— START OF Information given —

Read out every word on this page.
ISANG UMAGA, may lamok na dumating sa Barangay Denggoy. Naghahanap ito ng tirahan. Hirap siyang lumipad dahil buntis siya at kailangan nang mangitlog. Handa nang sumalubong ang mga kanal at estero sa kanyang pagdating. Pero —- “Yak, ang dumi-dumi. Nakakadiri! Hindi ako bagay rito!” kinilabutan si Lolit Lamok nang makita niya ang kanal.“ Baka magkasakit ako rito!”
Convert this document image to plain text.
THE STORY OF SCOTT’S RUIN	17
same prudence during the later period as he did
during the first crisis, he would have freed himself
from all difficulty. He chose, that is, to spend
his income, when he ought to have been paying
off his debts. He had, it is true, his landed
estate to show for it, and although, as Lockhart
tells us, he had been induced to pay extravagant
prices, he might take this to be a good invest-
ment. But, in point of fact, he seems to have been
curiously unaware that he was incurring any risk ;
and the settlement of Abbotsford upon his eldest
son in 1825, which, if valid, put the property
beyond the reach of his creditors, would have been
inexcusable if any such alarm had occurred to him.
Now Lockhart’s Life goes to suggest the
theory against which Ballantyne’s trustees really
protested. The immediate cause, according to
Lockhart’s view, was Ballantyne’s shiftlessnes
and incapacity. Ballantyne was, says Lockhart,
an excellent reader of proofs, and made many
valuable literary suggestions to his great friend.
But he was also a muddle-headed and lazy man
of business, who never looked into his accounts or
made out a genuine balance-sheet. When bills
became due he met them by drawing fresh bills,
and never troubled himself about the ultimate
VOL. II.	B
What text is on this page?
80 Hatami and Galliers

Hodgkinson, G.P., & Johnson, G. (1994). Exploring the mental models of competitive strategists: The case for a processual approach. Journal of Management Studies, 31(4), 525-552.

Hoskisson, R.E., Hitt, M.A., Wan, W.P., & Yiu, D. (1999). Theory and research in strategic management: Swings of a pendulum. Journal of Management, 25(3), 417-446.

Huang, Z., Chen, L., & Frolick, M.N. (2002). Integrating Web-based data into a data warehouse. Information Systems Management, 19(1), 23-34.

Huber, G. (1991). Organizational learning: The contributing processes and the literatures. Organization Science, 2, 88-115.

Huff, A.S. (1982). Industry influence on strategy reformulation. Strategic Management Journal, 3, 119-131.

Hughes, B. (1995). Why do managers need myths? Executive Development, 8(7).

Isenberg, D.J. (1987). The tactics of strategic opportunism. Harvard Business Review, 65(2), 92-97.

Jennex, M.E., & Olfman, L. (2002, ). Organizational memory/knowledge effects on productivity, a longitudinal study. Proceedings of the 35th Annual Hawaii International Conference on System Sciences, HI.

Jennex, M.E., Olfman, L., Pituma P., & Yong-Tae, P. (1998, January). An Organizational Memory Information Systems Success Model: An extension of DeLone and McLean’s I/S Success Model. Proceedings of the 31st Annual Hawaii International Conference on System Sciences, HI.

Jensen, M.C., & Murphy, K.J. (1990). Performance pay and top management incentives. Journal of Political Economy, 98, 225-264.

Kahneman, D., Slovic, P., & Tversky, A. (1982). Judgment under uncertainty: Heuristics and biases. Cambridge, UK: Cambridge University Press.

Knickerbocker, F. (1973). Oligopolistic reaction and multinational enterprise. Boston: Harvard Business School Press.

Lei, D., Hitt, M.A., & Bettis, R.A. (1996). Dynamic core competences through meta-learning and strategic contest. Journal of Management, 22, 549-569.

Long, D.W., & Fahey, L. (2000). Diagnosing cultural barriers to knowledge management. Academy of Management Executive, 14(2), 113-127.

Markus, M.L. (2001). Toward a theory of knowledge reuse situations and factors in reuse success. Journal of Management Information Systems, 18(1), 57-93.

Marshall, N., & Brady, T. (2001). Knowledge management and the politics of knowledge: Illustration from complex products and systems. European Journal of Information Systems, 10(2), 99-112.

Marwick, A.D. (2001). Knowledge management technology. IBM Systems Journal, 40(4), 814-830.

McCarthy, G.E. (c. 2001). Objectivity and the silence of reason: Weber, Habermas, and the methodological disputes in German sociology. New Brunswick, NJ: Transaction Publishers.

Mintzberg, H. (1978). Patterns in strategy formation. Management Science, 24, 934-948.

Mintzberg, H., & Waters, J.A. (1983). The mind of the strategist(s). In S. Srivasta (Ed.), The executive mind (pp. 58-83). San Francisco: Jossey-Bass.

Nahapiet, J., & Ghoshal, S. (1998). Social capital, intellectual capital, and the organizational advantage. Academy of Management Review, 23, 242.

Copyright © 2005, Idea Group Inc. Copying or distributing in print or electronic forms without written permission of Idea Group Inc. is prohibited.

— END OF Information given —

- _Work to complete_: Extract all lines containing the word "would".

- _Correct output_:
during the first crisis, he would have freed himself
beyond the reach of his creditors, would have been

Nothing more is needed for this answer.